───── Records for the exercise ─────

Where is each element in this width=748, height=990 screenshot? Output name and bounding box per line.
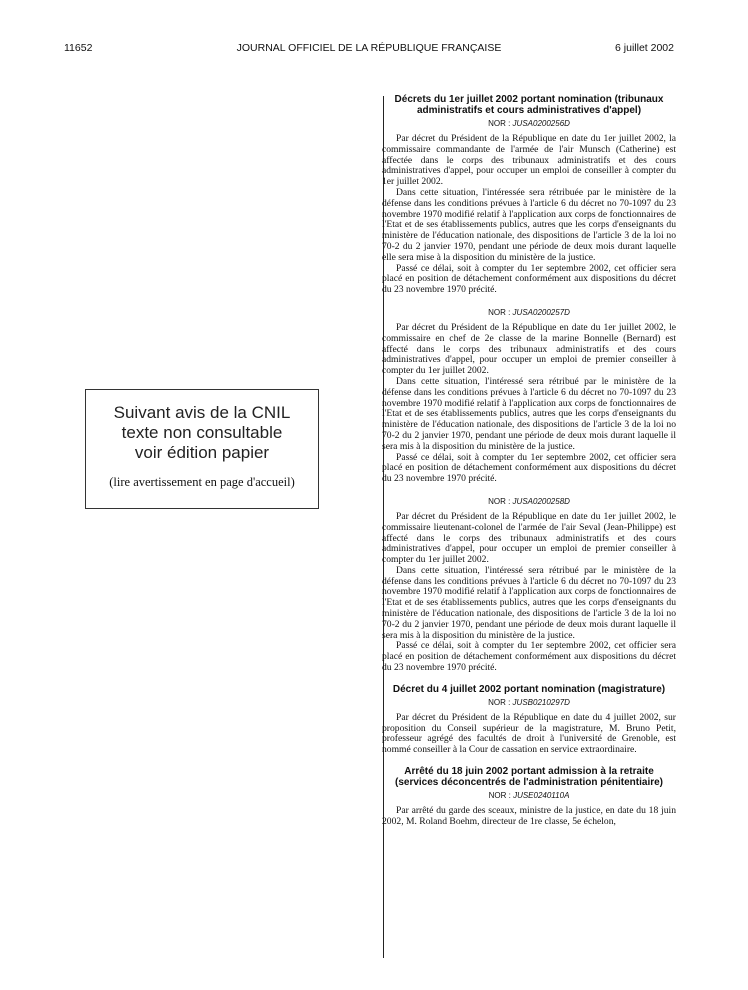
paragraph: Passé ce délai, soit à compter du 1er septembre 2002, cet officier sera placé en position de détachement conformément aux dispositions du décret du 23 novembre 1970 précité. [382, 640, 676, 674]
paragraph: Passé ce délai, soit à compter du 1er septembre 2002, cet officier sera placé en position de détachement conformément aux dispositions du décret du 23 novembre 1970 précité. [382, 451, 676, 485]
cnil-notice-box [85, 389, 319, 509]
nor-reference [382, 791, 676, 800]
paragraph: Par décret du Président de la République en date du 1er juillet 2002, le commissaire en chef de 2e classe de la marine Bonnelle (Bernard) est affecté dans le corps des tribunaux administratifs et des cours administratives d'appel, pour occuper un emploi de premier conseiller à compter du 1er juillet 2002. [382, 321, 676, 377]
nor-code: JUSA0200258D [512, 496, 570, 506]
decree-entry [382, 119, 676, 296]
nor-reference [382, 308, 676, 317]
paragraph: Dans cette situation, l'intéressé sera rétribué par le ministère de la défense dans les conditions prévues à l'article 6 du décret no 70-1097 du 23 novembre 1970 modifié relatif à l'application aux corps de fonctionnaires de l'Etat et de ses établissements publics, autres que les corps d'enseignants du ministère de l'éducation nationale, des dispositions de l'article 3 de la loi no 70-2 du 2 janvier 1970, pendant une période de deux mois durant laquelle il sera mis à la disposition du ministère de la justice. [382, 564, 676, 641]
page-header [64, 42, 674, 58]
paragraph: Par décret du Président de la République en date du 1er juillet 2002, le commissaire lieutenant-colonel de l'armée de l'air Seval (Jean-Philippe) est affecté dans le corps des tribunaux administratifs et des cours administratives d'appel, pour occuper un emploi de premier conseiller à compter du 1er juillet 2002. [382, 510, 676, 566]
nor-reference [382, 698, 676, 707]
right-column [382, 94, 676, 828]
cnil-notice-line-1: Suivant avis de la CNIL [113, 403, 291, 422]
paragraph: Passé ce délai, soit à compter du 1er septembre 2002, cet officier sera placé en position de détachement conformément aux dispositions du décret du 23 novembre 1970 précité. [382, 262, 676, 296]
nor-label: NOR : [488, 496, 511, 506]
nor-label: NOR : [488, 307, 511, 317]
nor-reference [382, 497, 676, 506]
paragraph: Par arrêté du garde des sceaux, ministre de la justice, en date du 18 juin 2002, M. Roland Boehm, directeur de 1re classe, 5e échelon, [382, 805, 676, 827]
nor-label: NOR : [488, 697, 511, 707]
decrets-title: Décrets du 1er juillet 2002 portant nomination (tribunaux administratifs et cours administratives d'appel) [394, 94, 664, 116]
paragraph: Par décret du Président de la République en date du 1er juillet 2002, la commissaire commandante de l'armée de l'air Munsch (Catherine) est affectée dans le corps des tribunaux administratifs et des cours administratives d'appel, pour occuper un emploi de conseiller à compter du 1er juillet 2002. [382, 133, 676, 188]
cnil-notice-line-3: voir édition papier [134, 443, 270, 462]
issue-date: 6 juillet 2002 [615, 42, 674, 54]
decret-magistrature-title: Décret du 4 juillet 2002 portant nomination (magistrature) [392, 683, 666, 695]
paragraph: Par décret du Président de la République en date du 4 juillet 2002, sur proposition du Conseil supérieur de la magistrature, M. Bruno Petit, professeur agrégé des facultés de droit à l'université de Grenoble, est nommé conseiller à la Cour de cassation en service extraordinaire. [382, 711, 676, 756]
nor-code: JUSE0240110A [513, 791, 570, 801]
nor-label: NOR : [488, 791, 511, 801]
nor-code: JUSA0200257D [512, 307, 570, 317]
nor-code: JUSB0210297D [512, 697, 570, 707]
paragraph: Dans cette situation, l'intéressée sera rétribuée par le ministère de la défense dans les conditions prévues à l'article 6 du décret no 70-1097 du 23 novembre 1970 modifié relatif à l'application aux corps de fonctionnaires de l'Etat et de ses établissements publics, autres que les corps d'enseignants du ministère de l'éducation nationale, des dispositions de l'article 3 de la loi no 70-2 du 2 janvier 1970, pendant une période de deux mois durant laquelle elle sera mise à la disposition du ministère de la justice. [382, 186, 676, 263]
arrete-title: Arrêté du 18 juin 2002 portant admission à la retraite (services déconcentrés de l'administration pénitentiaire) [394, 766, 664, 789]
decree-entry [382, 308, 676, 485]
decree-entry [382, 497, 676, 674]
nor-code: JUSA0200256D [512, 119, 570, 128]
paragraph: Dans cette situation, l'intéressé sera rétribué par le ministère de la défense dans les conditions prévues à l'article 6 du décret no 70-1097 du 23 novembre 1970 modifié relatif à l'application aux corps de fonctionnaires de l'Etat et de ses établissements publics, autres que les corps d'enseignants du ministère de l'éducation nationale, des dispositions de l'article 3 de la loi no 70-2 du 2 janvier 1970, pendant une période de deux mois durant laquelle il sera mis à la disposition du ministère de la justice. [382, 375, 676, 452]
journal-title: JOURNAL OFFICIEL DE LA RÉPUBLIQUE FRANÇAISE [236, 42, 502, 54]
nor-reference [382, 119, 676, 128]
page-number: 11652 [64, 42, 93, 54]
cnil-notice-note: (lire avertissement en page d'accueil) [109, 475, 295, 489]
cnil-notice-line-2: texte non consultable [121, 423, 283, 442]
nor-label: NOR : [488, 119, 511, 128]
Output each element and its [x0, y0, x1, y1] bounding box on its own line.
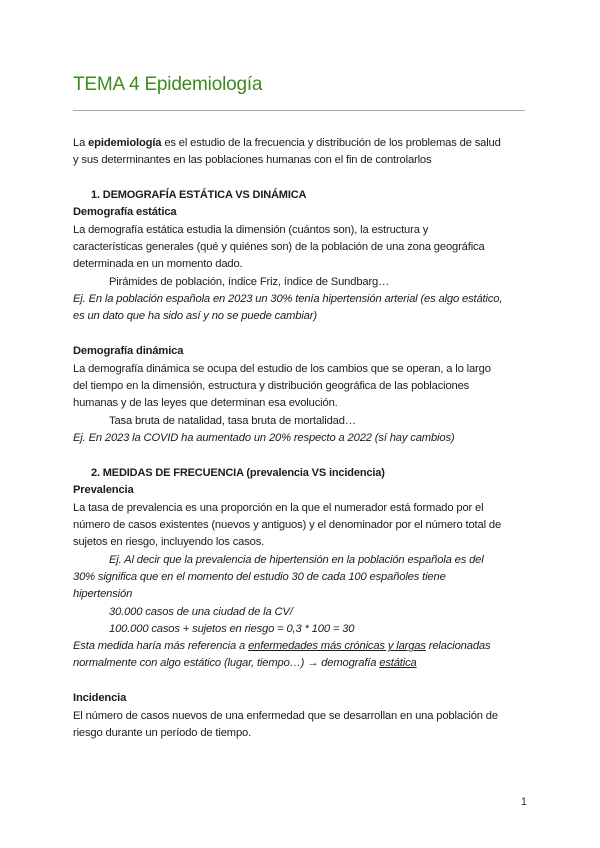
page-number: 1: [520, 796, 527, 808]
prevalencia-example: Ej. Al decir que la prevalencia de hipertensión en la población española es del: [109, 554, 484, 566]
prevalencia-note: Esta medida haría más referencia a enfermedades más crónicas y largas relacionadas: [73, 640, 491, 652]
prevalencia-line: número de casos existentes (nuevos y antiguos) y el denominador por el número total de: [73, 519, 502, 531]
incidencia-line: El número de casos nuevos de una enfermedad que se desarrollan en una población de: [73, 710, 498, 722]
dinamica-line: del tiempo en la dimensión, estructura y distribución geográfica de las poblaciones: [73, 380, 470, 392]
incidencia-title: Incidencia: [73, 692, 127, 704]
section-2-heading: 2. MEDIDAS DE FRECUENCIA (prevalencia VS incidencia): [91, 467, 385, 479]
prevalencia-example: 30% significa que en el momento del estudio 30 de cada 100 españoles tiene: [73, 571, 446, 583]
dinamica-indent: Tasa bruta de natalidad, tasa bruta de mortalidad…: [109, 415, 356, 427]
intro-line-1: La epidemiología es el estudio de la frecuencia y distribución de los problemas de salud: [73, 137, 501, 149]
incidencia-line: riesgo durante un período de tiempo.: [73, 727, 252, 739]
estatica-example: Ej. En la población española en 2023 un 30% tenía hipertensión arterial (es algo estático,: [73, 293, 503, 305]
estatica-example: es un dato que ha sido así y no se puede cambiar): [73, 310, 317, 322]
estatica-indent: Pirámides de población, índice Friz, índice de Sundbarg…: [109, 276, 390, 288]
page-title: TEMA 4 Epidemiología: [73, 74, 263, 95]
dinamica-title: Demografía dinámica: [73, 345, 184, 357]
prevalencia-note: normalmente con algo estático (lugar, tiempo…) → demografía estática: [73, 657, 417, 669]
prevalencia-line: sujetos en riesgo, incluyendo los casos.: [73, 536, 265, 548]
prevalencia-example: hipertensión: [73, 588, 133, 600]
dinamica-example: Ej. En 2023 la COVID ha aumentado un 20% respecto a 2022 (sí hay cambios): [73, 432, 455, 444]
intro-line-2: y sus determinantes en las poblaciones humanas con el fin de controlarlos: [73, 154, 432, 166]
prevalencia-line: La tasa de prevalencia es una proporción en la que el numerador está formado por el: [73, 502, 484, 514]
prevalencia-title: Prevalencia: [73, 484, 134, 496]
estatica-line: características generales (qué y quiénes son) de la población de una zona geográfica: [73, 241, 485, 253]
section-1-heading: 1. DEMOGRAFÍA ESTÁTICA VS DINÁMICA: [91, 189, 307, 201]
dinamica-line: humanas y de las leyes que determinan esa evolución.: [73, 397, 338, 409]
dinamica-line: La demografía dinámica se ocupa del estudio de los cambios que se operan, a lo largo: [73, 363, 491, 375]
epidemiologia-term: epidemiología: [88, 137, 162, 149]
prevalencia-formula: 100.000 casos + sujetos en riesgo = 0,3 * 100 = 30: [109, 623, 355, 635]
estatica-title: Demografía estática: [73, 206, 177, 218]
estatica-line: determinada en un momento dado.: [73, 258, 243, 270]
title-divider: [73, 110, 525, 111]
prevalencia-formula: 30.000 casos de una ciudad de la CV/: [109, 606, 293, 618]
estatica-line: La demografía estática estudia la dimensión (cuántos son), la estructura y: [73, 224, 429, 236]
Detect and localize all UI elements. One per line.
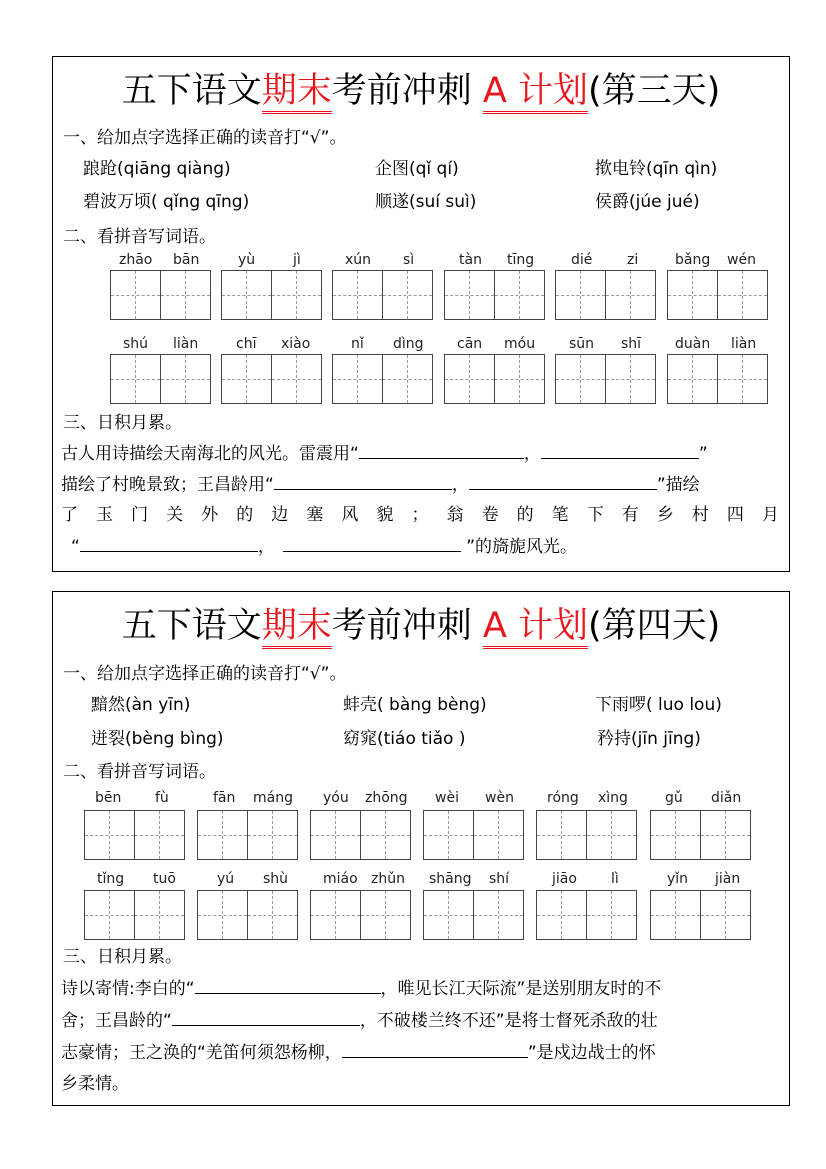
writing-grid[interactable] (332, 270, 433, 320)
char: 卷 (481, 505, 499, 525)
pinyin-label: sì (403, 252, 415, 268)
answer-blank[interactable] (359, 442, 524, 459)
pinyin-label: wèn (485, 790, 514, 806)
section-heading: 三、日积月累。 (63, 947, 182, 967)
fill-in-line (61, 473, 700, 496)
char: 外 (201, 505, 219, 525)
char: 塞 (306, 505, 324, 525)
pinyin-label: wén (727, 252, 756, 268)
pinyin-label: shāng (429, 871, 472, 887)
pinyin-label: jì (293, 252, 301, 268)
pinyin-label: yú (217, 871, 235, 887)
line-text: ， (523, 444, 541, 464)
pinyin-label: xiào (281, 336, 311, 352)
pinyin-label: tàn (459, 252, 482, 268)
pronunciation-option[interactable]: 下雨啰( luo lou) (595, 695, 722, 715)
line-text: 舍；王昌龄的“ (61, 1011, 172, 1031)
pinyin-label: máng (253, 790, 293, 806)
writing-grid[interactable] (667, 270, 768, 320)
pinyin-label: gǔ (665, 790, 683, 806)
title-highlight: 期末 (262, 606, 332, 649)
writing-grid[interactable] (197, 890, 298, 940)
char: ； (411, 505, 429, 525)
line-text: 古人用诗描绘天南海北的风光。雷震用“ (61, 444, 359, 464)
writing-grid[interactable] (221, 354, 322, 404)
pinyin-label: tuō (153, 871, 176, 887)
pinyin-label: zhāo (119, 252, 153, 268)
pinyin-label: shú (123, 336, 149, 352)
char: 貌 (376, 505, 394, 525)
pinyin-label: dìng (393, 336, 424, 352)
pinyin-label: yǐn (667, 871, 689, 887)
pinyin-label: shí (489, 871, 510, 887)
writing-grid[interactable] (650, 810, 751, 860)
pinyin-label: zi (627, 252, 639, 268)
answer-blank[interactable] (469, 473, 657, 490)
char: 的 (516, 505, 534, 525)
pinyin-label: diǎn (711, 790, 742, 806)
fill-in-line (61, 442, 708, 465)
pinyin-label: sūn (569, 336, 595, 352)
title-text: (第三天) (587, 71, 721, 111)
line-text: ， (257, 537, 275, 557)
char: 边 (271, 505, 289, 525)
pinyin-label: nǐ (351, 336, 364, 352)
pinyin-label: shī (621, 336, 642, 352)
pinyin-label: liàn (173, 336, 199, 352)
pinyin-label: xìng (598, 790, 628, 806)
pinyin-label: yóu (323, 790, 349, 806)
title-text: (第四天) (587, 606, 721, 646)
fill-in-line (71, 535, 577, 558)
page-title (53, 69, 789, 113)
pronunciation-option[interactable]: 迸裂(bèng bìng) (91, 729, 224, 749)
writing-grid[interactable] (444, 270, 545, 320)
pinyin-label: bān (173, 252, 200, 268)
title-highlight: 期末 (262, 71, 332, 114)
line-text: ”是戍边战士的怀 (527, 1043, 656, 1063)
char: 玉 (96, 505, 114, 525)
pinyin-label: zhōng (365, 790, 408, 806)
pinyin-label: tǐng (97, 871, 125, 887)
section-heading: 一、给加点字选择正确的读音打“√”。 (63, 664, 347, 684)
char: 门 (131, 505, 149, 525)
pinyin-label: yù (238, 252, 256, 268)
writing-grid[interactable] (110, 354, 211, 404)
line-text: ”的旖旎风光。 (460, 537, 578, 557)
fill-in-line (61, 504, 779, 526)
title-text: 考前冲刺 (331, 71, 483, 111)
title-highlight: A 计划 (483, 71, 588, 114)
answer-blank[interactable] (541, 442, 699, 459)
pinyin-label: duàn (675, 336, 711, 352)
writing-grid[interactable] (423, 890, 524, 940)
char: 四 (726, 505, 744, 525)
writing-grid[interactable] (84, 810, 185, 860)
fill-in-line (61, 1041, 656, 1064)
title-text: 考前冲刺 (331, 606, 483, 646)
pinyin-label: shù (263, 871, 289, 887)
pinyin-label: cān (457, 336, 483, 352)
char: 村 (691, 505, 709, 525)
writing-grid[interactable] (444, 354, 545, 404)
writing-grid[interactable] (536, 890, 637, 940)
writing-grid[interactable] (197, 810, 298, 860)
char: 笔 (551, 505, 569, 525)
fill-in-line (61, 977, 661, 1000)
pinyin-label: dié (571, 252, 593, 268)
writing-grid[interactable] (667, 354, 768, 404)
writing-grid[interactable] (536, 810, 637, 860)
title-text: 五下语文 (121, 71, 262, 111)
pronunciation-option[interactable]: 窈窕(tiáo tiǎo ) (343, 729, 466, 749)
char: 下 (586, 505, 604, 525)
pronunciation-option[interactable]: 侯爵(júe jué) (595, 192, 700, 212)
pronunciation-option[interactable]: 碧波万顷( qǐng qīng) (83, 192, 250, 212)
pinyin-label: jiāo (552, 871, 577, 887)
section-heading: 一、给加点字选择正确的读音打“√”。 (63, 128, 347, 148)
char: 了 (61, 505, 78, 525)
writing-grid[interactable] (423, 810, 524, 860)
char: 风 (341, 505, 359, 525)
char: 月 (761, 505, 779, 525)
fill-in-line: 乡柔情。 (61, 1074, 129, 1094)
writing-grid[interactable] (84, 890, 185, 940)
pinyin-label: róng (547, 790, 579, 806)
title-text: 五下语文 (121, 606, 262, 646)
answer-blank[interactable] (342, 1041, 528, 1058)
answer-blank[interactable] (195, 977, 381, 994)
char: 乡 (656, 505, 674, 525)
pinyin-label: xún (345, 252, 372, 268)
pinyin-label: fù (155, 790, 169, 806)
section-heading: 三、日积月累。 (63, 413, 182, 433)
pinyin-label: chī (236, 336, 257, 352)
writing-grid[interactable] (332, 354, 433, 404)
answer-blank[interactable] (80, 535, 258, 552)
pinyin-label: lì (611, 871, 619, 887)
answer-blank[interactable] (283, 535, 461, 552)
fill-in-line (61, 1009, 658, 1032)
pinyin-label: tīng (507, 252, 535, 268)
answer-blank[interactable] (274, 473, 452, 490)
char: 的 (236, 505, 254, 525)
line-text: “ (71, 537, 80, 557)
pinyin-label: jiàn (715, 871, 741, 887)
worksheet-day4 (52, 591, 790, 1106)
writing-grid[interactable] (555, 270, 656, 320)
writing-grid[interactable] (555, 354, 656, 404)
pinyin-label: fān (213, 790, 236, 806)
line-text: ” (698, 444, 708, 464)
page-title (53, 604, 789, 648)
line-text: ，唯见长江天际流”是送别朋友时的不 (380, 979, 662, 999)
pronunciation-option[interactable]: 蚌壳( bàng bèng) (343, 695, 487, 715)
pinyin-label: liàn (731, 336, 757, 352)
pronunciation-option[interactable]: 矜持(jīn jīng) (597, 729, 701, 749)
line-text: ， (451, 475, 469, 495)
writing-grid[interactable] (310, 810, 411, 860)
line-text: ，不破楼兰终不还”是将士督死杀敌的壮 (359, 1011, 658, 1031)
pronunciation-option[interactable]: 揿电铃(qīn qìn) (595, 159, 718, 179)
pinyin-label: wèi (435, 790, 459, 806)
pinyin-label: móu (504, 336, 536, 352)
char: 关 (166, 505, 184, 525)
pinyin-label: miáo (323, 871, 358, 887)
pinyin-label: bǎng (675, 252, 711, 268)
char: 翁 (446, 505, 464, 525)
pronunciation-option[interactable]: 企图(qǐ qí) (375, 159, 459, 179)
pinyin-label: zhǔn (371, 871, 405, 887)
writing-grid[interactable] (110, 270, 211, 320)
answer-blank[interactable] (172, 1009, 360, 1026)
title-highlight: A 计划 (483, 606, 588, 649)
line-text: ”描绘 (656, 475, 700, 495)
pronunciation-option[interactable]: 黯然(àn yīn) (91, 695, 191, 715)
line-text: 志豪情；王之涣的“羌笛何须怨杨柳， (61, 1043, 342, 1063)
writing-grid[interactable] (650, 890, 751, 940)
section-heading: 二、看拼音写词语。 (63, 227, 216, 247)
writing-grid[interactable] (310, 890, 411, 940)
char: 有 (621, 505, 639, 525)
writing-grid[interactable] (221, 270, 322, 320)
section-heading: 二、看拼音写词语。 (63, 762, 216, 782)
pronunciation-option[interactable]: 顺遂(suí suì) (375, 192, 477, 212)
pronunciation-option[interactable]: 踉跄(qiāng qiàng) (83, 159, 231, 179)
line-text: 描绘了村晚景致；王昌龄用“ (61, 475, 274, 495)
worksheet-day3 (52, 56, 790, 572)
pinyin-label: bēn (95, 790, 122, 806)
line-text: 诗以寄情:李白的“ (61, 979, 195, 999)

─────

In the records above, lay out as a JSON list of strings every line from the one containing "640, 676, 674]" up to and including the one containing "decree-entry [382, 119, 676, 296]", one string per line and no blank lines.

Worked answer:
[
  "paragraph: Passé ce délai, soit à compter du 1er septembre 2002, cet officier sera placé en position de détachement conformément aux dispositions du décret du 23 novembre 1970 précité. [382, 640, 676, 674]",
  "paragraph: Passé ce délai, soit à compter du 1er septembre 2002, cet officier sera placé en position de détachement conformément aux dispositions du décret du 23 novembre 1970 précité. [382, 451, 676, 485]",
  "cnil-notice-box [85, 389, 319, 509]",
  "nor-reference [382, 791, 676, 800]",
  "paragraph: Par décret du Président de la République en date du 1er juillet 2002, le commissaire en chef de 2e classe de la marine Bonnelle (Bernard) est affecté dans le corps des tribunaux administratifs et des cours administratives d'appel, pour occuper un emploi de premier conseiller à compter du 1er juillet 2002. [382, 321, 676, 377]",
  "nor-code: JUSA0200258D [512, 496, 570, 506]",
  "decree-entry [382, 119, 676, 296]"
]